→ **Exercise task**: Each record below must be returned exactly as shown.

Entries from a dataset
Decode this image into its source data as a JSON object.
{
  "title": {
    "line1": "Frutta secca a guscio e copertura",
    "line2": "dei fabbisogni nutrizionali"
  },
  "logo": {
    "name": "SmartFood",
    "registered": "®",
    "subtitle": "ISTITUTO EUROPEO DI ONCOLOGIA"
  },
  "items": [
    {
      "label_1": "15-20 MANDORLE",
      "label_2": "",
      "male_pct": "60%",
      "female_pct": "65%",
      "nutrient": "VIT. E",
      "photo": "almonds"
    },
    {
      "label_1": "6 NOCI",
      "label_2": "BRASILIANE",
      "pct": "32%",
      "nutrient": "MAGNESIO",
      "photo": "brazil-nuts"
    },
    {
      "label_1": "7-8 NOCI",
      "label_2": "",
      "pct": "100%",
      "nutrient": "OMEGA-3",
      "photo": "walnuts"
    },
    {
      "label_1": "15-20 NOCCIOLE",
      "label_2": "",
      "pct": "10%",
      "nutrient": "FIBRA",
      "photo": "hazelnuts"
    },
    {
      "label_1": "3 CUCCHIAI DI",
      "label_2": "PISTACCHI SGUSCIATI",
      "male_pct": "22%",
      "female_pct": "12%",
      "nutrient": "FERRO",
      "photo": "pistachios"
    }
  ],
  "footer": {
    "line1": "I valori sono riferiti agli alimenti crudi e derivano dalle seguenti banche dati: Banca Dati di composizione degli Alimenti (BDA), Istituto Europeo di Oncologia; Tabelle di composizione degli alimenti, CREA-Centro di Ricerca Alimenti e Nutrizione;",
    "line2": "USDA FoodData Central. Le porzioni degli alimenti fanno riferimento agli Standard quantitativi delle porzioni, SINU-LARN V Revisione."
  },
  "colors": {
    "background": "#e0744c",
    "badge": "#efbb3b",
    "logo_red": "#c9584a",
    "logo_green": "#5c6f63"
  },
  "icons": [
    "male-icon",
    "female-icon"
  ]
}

→ **Task result**:
Decode this image into its source data as a JSON object.
{
  "title": {
    "line1": "Frutta secca a guscio e copertura",
    "line2": "dei fabbisogni nutrizionali"
  },
  "logo": {
    "name": "SmartFood",
    "registered": "®",
    "subtitle": "ISTITUTO EUROPEO DI ONCOLOGIA"
  },
  "items": [
    {
      "label_1": "15-20 MANDORLE",
      "label_2": "",
      "male_pct": "60%",
      "female_pct": "65%",
      "nutrient": "VIT. E",
      "photo": "almonds"
    },
    {
      "label_1": "6 NOCI",
      "label_2": "BRASILIANE",
      "pct": "32%",
      "nutrient": "MAGNESIO",
      "photo": "brazil-nuts"
    },
    {
      "label_1": "7-8 NOCI",
      "label_2": "",
      "pct": "100%",
      "nutrient": "OMEGA-3",
      "photo": "walnuts"
    },
    {
      "label_1": "15-20 NOCCIOLE",
      "label_2": "",
      "pct": "10%",
      "nutrient": "FIBRA",
      "photo": "hazelnuts"
    },
    {
      "label_1": "3 CUCCHIAI DI",
      "label_2": "PISTACCHI SGUSCIATI",
      "male_pct": "22%",
      "female_pct": "12%",
      "nutrient": "FERRO",
      "photo": "pistachios"
    }
  ],
  "footer": {
    "line1": "I valori sono riferiti agli alimenti crudi e derivano dalle seguenti banche dati: Banca Dati di composizione degli Alimenti (BDA), Istituto Europeo di Oncologia; Tabelle di composizione degli alimenti, CREA-Centro di Ricerca Alimenti e Nutrizione;",
    "line2": "USDA FoodData Central. Le porzioni degli alimenti fanno riferimento agli Standard quantitativi delle porzioni, SINU-LARN V Revisione."
  },
  "colors": {
    "background": "#e0744c",
    "badge": "#efbb3b",
    "logo_red": "#c9584a",
    "logo_green": "#5c6f63"
  },
  "icons": [
    "male-icon",
    "female-icon"
  ]
}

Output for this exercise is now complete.